Start of Data supplied

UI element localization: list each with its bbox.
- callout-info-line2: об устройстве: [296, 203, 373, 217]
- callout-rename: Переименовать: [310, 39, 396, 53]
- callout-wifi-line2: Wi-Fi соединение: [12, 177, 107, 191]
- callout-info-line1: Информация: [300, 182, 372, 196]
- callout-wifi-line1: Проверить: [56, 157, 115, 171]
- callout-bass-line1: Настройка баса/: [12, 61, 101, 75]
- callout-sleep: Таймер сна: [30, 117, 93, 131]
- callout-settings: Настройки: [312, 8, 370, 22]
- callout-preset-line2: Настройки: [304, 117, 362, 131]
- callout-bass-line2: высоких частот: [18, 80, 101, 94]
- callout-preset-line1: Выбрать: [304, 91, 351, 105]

End of Data supplied

▸ **Given exercise**
Reproduce every line of the entries above verbatim.

▸ **Answer to the problem**
UI element localization: list each with its bbox.
- callout-info-line2: об устройстве: [296, 203, 373, 217]
- callout-rename: Переименовать: [310, 39, 396, 53]
- callout-wifi-line2: Wi-Fi соединение: [12, 177, 107, 191]
- callout-info-line1: Информация: [300, 182, 372, 196]
- callout-wifi-line1: Проверить: [56, 157, 115, 171]
- callout-bass-line1: Настройка баса/: [12, 61, 101, 75]
- callout-sleep: Таймер сна: [30, 117, 93, 131]
- callout-settings: Настройки: [312, 8, 370, 22]
- callout-preset-line2: Настройки: [304, 117, 362, 131]
- callout-bass-line2: высоких частот: [18, 80, 101, 94]
- callout-preset-line1: Выбрать: [304, 91, 351, 105]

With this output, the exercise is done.